--- BEGIN ---

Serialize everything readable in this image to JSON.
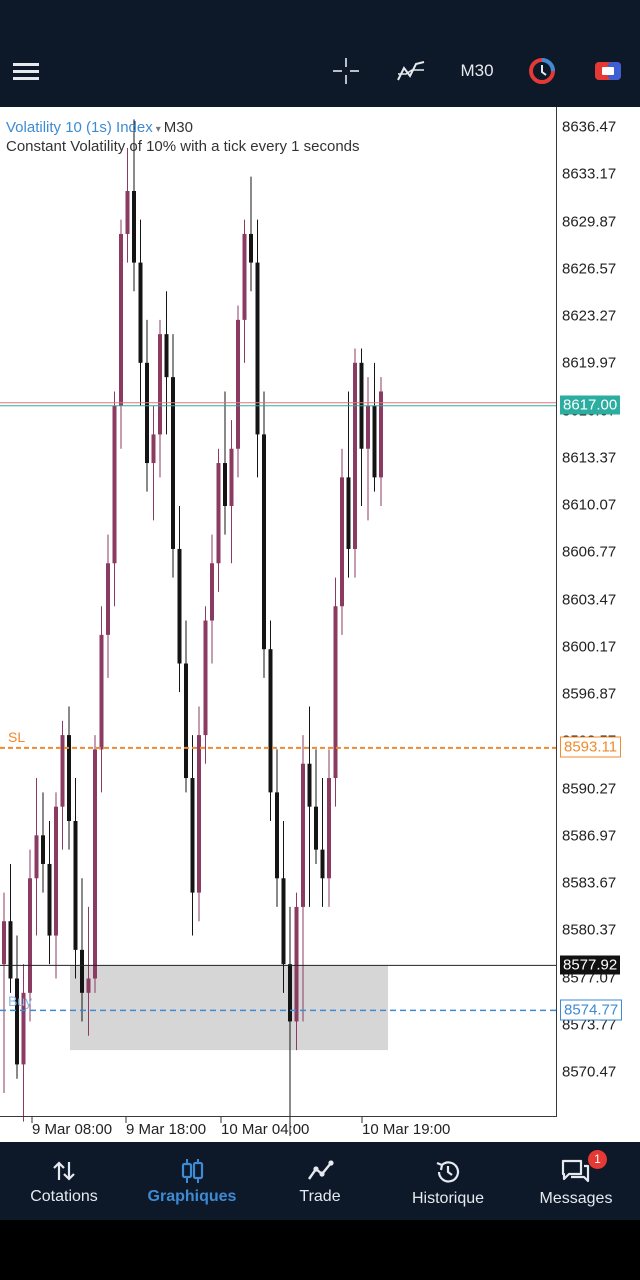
{
  "toolbar": {
    "timeframe": "M30",
    "icons": [
      "menu-icon",
      "crosshair-icon",
      "indicator-icon",
      "connection-icon",
      "one-click-trading-icon"
    ]
  },
  "chart": {
    "symbol": "Volatility 10 (1s) Index",
    "timeframe": "M30",
    "description": "Constant Volatility of 10% with a tick every 1 seconds",
    "sl_label": "SL",
    "buy_label": "Buy",
    "colors": {
      "up": "#8b3a62",
      "down": "#141414",
      "bid": "#2bada0",
      "sl": "#f08a2a",
      "buy": "#3d8bd3",
      "ask": "#e57373"
    },
    "tags": {
      "bid": "8617.00",
      "sl": "8593.11",
      "high": "8577.92",
      "buy": "8574.77"
    }
  },
  "chart_data": {
    "type": "candlestick",
    "y_ticks": [
      "8636.47",
      "8633.17",
      "8629.87",
      "8626.57",
      "8623.27",
      "8619.97",
      "8616.67",
      "8613.37",
      "8610.07",
      "8606.77",
      "8603.47",
      "8600.17",
      "8596.87",
      "8593.57",
      "8590.27",
      "8586.97",
      "8583.67",
      "8580.37",
      "8577.07",
      "8573.77",
      "8570.47"
    ],
    "x_ticks": [
      "9 Mar 08:00",
      "9 Mar 18:00",
      "10 Mar 04:00",
      "10 Mar 19:00"
    ],
    "ylim": [
      8568.4,
      8638.6
    ],
    "levels": {
      "bid": 8617.0,
      "sl": 8593.11,
      "high_line": 8577.92,
      "buy": 8574.77
    },
    "candles": [
      [
        8578,
        8583,
        8569,
        8581
      ],
      [
        8581,
        8585,
        8576,
        8577
      ],
      [
        8577,
        8580,
        8570,
        8571
      ],
      [
        8571,
        8578,
        8567,
        8576
      ],
      [
        8576,
        8586,
        8574,
        8584
      ],
      [
        8584,
        8591,
        8580,
        8587
      ],
      [
        8587,
        8590,
        8583,
        8585
      ],
      [
        8585,
        8588,
        8578,
        8580
      ],
      [
        8580,
        8590,
        8577,
        8589
      ],
      [
        8589,
        8595,
        8586,
        8594
      ],
      [
        8594,
        8596,
        8586,
        8588
      ],
      [
        8588,
        8591,
        8577,
        8579
      ],
      [
        8579,
        8584,
        8574,
        8576
      ],
      [
        8576,
        8582,
        8573,
        8577
      ],
      [
        8577,
        8594,
        8576,
        8593
      ],
      [
        8593,
        8603,
        8590,
        8601
      ],
      [
        8601,
        8608,
        8598,
        8606
      ],
      [
        8606,
        8618,
        8603,
        8617
      ],
      [
        8617,
        8630,
        8614,
        8629
      ],
      [
        8629,
        8635,
        8627,
        8632
      ],
      [
        8632,
        8637,
        8625,
        8627
      ],
      [
        8627,
        8630,
        8617,
        8620
      ],
      [
        8620,
        8623,
        8611,
        8613
      ],
      [
        8613,
        8617,
        8609,
        8615
      ],
      [
        8615,
        8623,
        8612,
        8622
      ],
      [
        8622,
        8625,
        8615,
        8619
      ],
      [
        8619,
        8622,
        8605,
        8607
      ],
      [
        8607,
        8610,
        8597,
        8599
      ],
      [
        8599,
        8602,
        8590,
        8591
      ],
      [
        8591,
        8594,
        8580,
        8583
      ],
      [
        8583,
        8596,
        8581,
        8594
      ],
      [
        8594,
        8603,
        8592,
        8602
      ],
      [
        8602,
        8608,
        8599,
        8606
      ],
      [
        8606,
        8614,
        8604,
        8613
      ],
      [
        8613,
        8618,
        8608,
        8610
      ],
      [
        8610,
        8616,
        8606,
        8614
      ],
      [
        8614,
        8624,
        8612,
        8623
      ],
      [
        8623,
        8630,
        8620,
        8629
      ],
      [
        8629,
        8633,
        8625,
        8627
      ],
      [
        8627,
        8630,
        8612,
        8615
      ],
      [
        8615,
        8618,
        8598,
        8600
      ],
      [
        8600,
        8602,
        8588,
        8590
      ],
      [
        8590,
        8593,
        8582,
        8584
      ],
      [
        8584,
        8588,
        8576,
        8578
      ],
      [
        8578,
        8582,
        8566,
        8574
      ],
      [
        8574,
        8583,
        8572,
        8582
      ],
      [
        8582,
        8594,
        8574,
        8592
      ],
      [
        8592,
        8596,
        8582,
        8589
      ],
      [
        8589,
        8593,
        8585,
        8586
      ],
      [
        8586,
        8591,
        8582,
        8584
      ],
      [
        8584,
        8593,
        8582,
        8591
      ],
      [
        8591,
        8605,
        8589,
        8603
      ],
      [
        8603,
        8614,
        8601,
        8612
      ],
      [
        8612,
        8618,
        8605,
        8607
      ],
      [
        8607,
        8621,
        8605,
        8620
      ],
      [
        8620,
        8621,
        8610,
        8614
      ],
      [
        8614,
        8619,
        8609,
        8617
      ],
      [
        8617,
        8620,
        8611,
        8612
      ],
      [
        8612,
        8619,
        8610,
        8618
      ]
    ]
  },
  "nav": {
    "items": [
      {
        "label": "Cotations"
      },
      {
        "label": "Graphiques"
      },
      {
        "label": "Trade"
      },
      {
        "label": "Historique"
      },
      {
        "label": "Messages"
      }
    ],
    "badge": "1"
  }
}
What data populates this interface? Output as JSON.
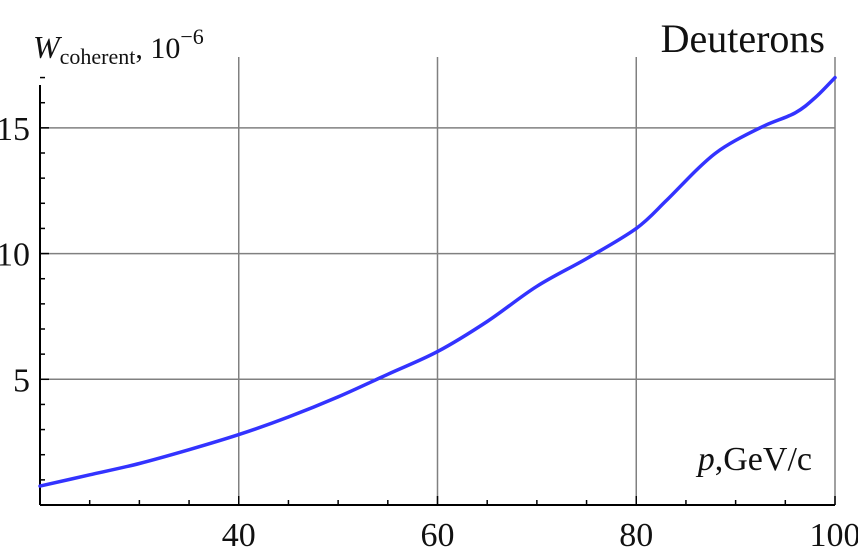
{
  "chart_data": {
    "type": "line",
    "title": "Deuterons",
    "ylabel": {
      "symbol": "W",
      "subscript": "coherent",
      "unit_base": ", 10",
      "unit_exponent": "−6"
    },
    "xlabel": {
      "symbol": "p",
      "unit": ",GeV/c"
    },
    "xlim": [
      20,
      100
    ],
    "ylim": [
      0,
      17.5
    ],
    "xticks": [
      40,
      60,
      80,
      100
    ],
    "yticks": [
      5,
      10,
      15
    ],
    "grid": true,
    "colors": {
      "line": "#3333ff",
      "grid": "#808080",
      "axis": "#000000"
    },
    "series": [
      {
        "x": [
          20,
          25,
          30,
          35,
          40,
          45,
          50,
          55,
          60,
          65,
          70,
          75,
          80,
          83,
          86,
          88,
          90,
          93,
          96,
          98,
          100
        ],
        "values": [
          0.75,
          1.2,
          1.65,
          2.2,
          2.8,
          3.5,
          4.3,
          5.2,
          6.1,
          7.3,
          8.7,
          9.8,
          11.0,
          12.1,
          13.3,
          14.0,
          14.5,
          15.1,
          15.6,
          16.2,
          17.0
        ]
      }
    ]
  }
}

--- END ---

(Work to do): Without the images, write out each line of the data verbatim.

(Result):
Serialize everything readable in this image to JSON.
{
  "toolbar": {
    "timeframe": "M30",
    "icons": [
      "menu-icon",
      "crosshair-icon",
      "indicator-icon",
      "connection-icon",
      "one-click-trading-icon"
    ]
  },
  "chart": {
    "symbol": "Volatility 10 (1s) Index",
    "timeframe": "M30",
    "description": "Constant Volatility of 10% with a tick every 1 seconds",
    "sl_label": "SL",
    "buy_label": "Buy",
    "colors": {
      "up": "#8b3a62",
      "down": "#141414",
      "bid": "#2bada0",
      "sl": "#f08a2a",
      "buy": "#3d8bd3",
      "ask": "#e57373"
    },
    "tags": {
      "bid": "8617.00",
      "sl": "8593.11",
      "high": "8577.92",
      "buy": "8574.77"
    }
  },
  "chart_data": {
    "type": "candlestick",
    "y_ticks": [
      "8636.47",
      "8633.17",
      "8629.87",
      "8626.57",
      "8623.27",
      "8619.97",
      "8616.67",
      "8613.37",
      "8610.07",
      "8606.77",
      "8603.47",
      "8600.17",
      "8596.87",
      "8593.57",
      "8590.27",
      "8586.97",
      "8583.67",
      "8580.37",
      "8577.07",
      "8573.77",
      "8570.47"
    ],
    "x_ticks": [
      "9 Mar 08:00",
      "9 Mar 18:00",
      "10 Mar 04:00",
      "10 Mar 19:00"
    ],
    "ylim": [
      8568.4,
      8638.6
    ],
    "levels": {
      "bid": 8617.0,
      "sl": 8593.11,
      "high_line": 8577.92,
      "buy": 8574.77
    },
    "candles": [
      [
        8578,
        8583,
        8569,
        8581
      ],
      [
        8581,
        8585,
        8576,
        8577
      ],
      [
        8577,
        8580,
        8570,
        8571
      ],
      [
        8571,
        8578,
        8567,
        8576
      ],
      [
        8576,
        8586,
        8574,
        8584
      ],
      [
        8584,
        8591,
        8580,
        8587
      ],
      [
        8587,
        8590,
        8583,
        8585
      ],
      [
        8585,
        8588,
        8578,
        8580
      ],
      [
        8580,
        8590,
        8577,
        8589
      ],
      [
        8589,
        8595,
        8586,
        8594
      ],
      [
        8594,
        8596,
        8586,
        8588
      ],
      [
        8588,
        8591,
        8577,
        8579
      ],
      [
        8579,
        8584,
        8574,
        8576
      ],
      [
        8576,
        8582,
        8573,
        8577
      ],
      [
        8577,
        8594,
        8576,
        8593
      ],
      [
        8593,
        8603,
        8590,
        8601
      ],
      [
        8601,
        8608,
        8598,
        8606
      ],
      [
        8606,
        8618,
        8603,
        8617
      ],
      [
        8617,
        8630,
        8614,
        8629
      ],
      [
        8629,
        8635,
        8627,
        8632
      ],
      [
        8632,
        8637,
        8625,
        8627
      ],
      [
        8627,
        8630,
        8617,
        8620
      ],
      [
        8620,
        8623,
        8611,
        8613
      ],
      [
        8613,
        8617,
        8609,
        8615
      ],
      [
        8615,
        8623,
        8612,
        8622
      ],
      [
        8622,
        8625,
        8615,
        8619
      ],
      [
        8619,
        8622,
        8605,
        8607
      ],
      [
        8607,
        8610,
        8597,
        8599
      ],
      [
        8599,
        8602,
        8590,
        8591
      ],
      [
        8591,
        8594,
        8580,
        8583
      ],
      [
        8583,
        8596,
        8581,
        8594
      ],
      [
        8594,
        8603,
        8592,
        8602
      ],
      [
        8602,
        8608,
        8599,
        8606
      ],
      [
        8606,
        8614,
        8604,
        8613
      ],
      [
        8613,
        8618,
        8608,
        8610
      ],
      [
        8610,
        8616,
        8606,
        8614
      ],
      [
        8614,
        8624,
        8612,
        8623
      ],
      [
        8623,
        8630,
        8620,
        8629
      ],
      [
        8629,
        8633,
        8625,
        8627
      ],
      [
        8627,
        8630,
        8612,
        8615
      ],
      [
        8615,
        8618,
        8598,
        8600
      ],
      [
        8600,
        8602,
        8588,
        8590
      ],
      [
        8590,
        8593,
        8582,
        8584
      ],
      [
        8584,
        8588,
        8576,
        8578
      ],
      [
        8578,
        8582,
        8566,
        8574
      ],
      [
        8574,
        8583,
        8572,
        8582
      ],
      [
        8582,
        8594,
        8574,
        8592
      ],
      [
        8592,
        8596,
        8582,
        8589
      ],
      [
        8589,
        8593,
        8585,
        8586
      ],
      [
        8586,
        8591,
        8582,
        8584
      ],
      [
        8584,
        8593,
        8582,
        8591
      ],
      [
        8591,
        8605,
        8589,
        8603
      ],
      [
        8603,
        8614,
        8601,
        8612
      ],
      [
        8612,
        8618,
        8605,
        8607
      ],
      [
        8607,
        8621,
        8605,
        8620
      ],
      [
        8620,
        8621,
        8610,
        8614
      ],
      [
        8614,
        8619,
        8609,
        8617
      ],
      [
        8617,
        8620,
        8611,
        8612
      ],
      [
        8612,
        8619,
        8610,
        8618
      ]
    ]
  },
  "nav": {
    "items": [
      {
        "label": "Cotations"
      },
      {
        "label": "Graphiques"
      },
      {
        "label": "Trade"
      },
      {
        "label": "Historique"
      },
      {
        "label": "Messages"
      }
    ],
    "badge": "1"
  }
}
What data populates this interface? Output as JSON.
{
  "chart_data": {
    "type": "line",
    "title": "Deuterons",
    "ylabel": {
      "symbol": "W",
      "subscript": "coherent",
      "unit_base": ", 10",
      "unit_exponent": "−6"
    },
    "xlabel": {
      "symbol": "p",
      "unit": ",GeV/c"
    },
    "xlim": [
      20,
      100
    ],
    "ylim": [
      0,
      17.5
    ],
    "xticks": [
      40,
      60,
      80,
      100
    ],
    "yticks": [
      5,
      10,
      15
    ],
    "grid": true,
    "colors": {
      "line": "#3333ff",
      "grid": "#808080",
      "axis": "#000000"
    },
    "series": [
      {
        "x": [
          20,
          25,
          30,
          35,
          40,
          45,
          50,
          55,
          60,
          65,
          70,
          75,
          80,
          83,
          86,
          88,
          90,
          93,
          96,
          98,
          100
        ],
        "values": [
          0.75,
          1.2,
          1.65,
          2.2,
          2.8,
          3.5,
          4.3,
          5.2,
          6.1,
          7.3,
          8.7,
          9.8,
          11.0,
          12.1,
          13.3,
          14.0,
          14.5,
          15.1,
          15.6,
          16.2,
          17.0
        ]
      }
    ]
  }
}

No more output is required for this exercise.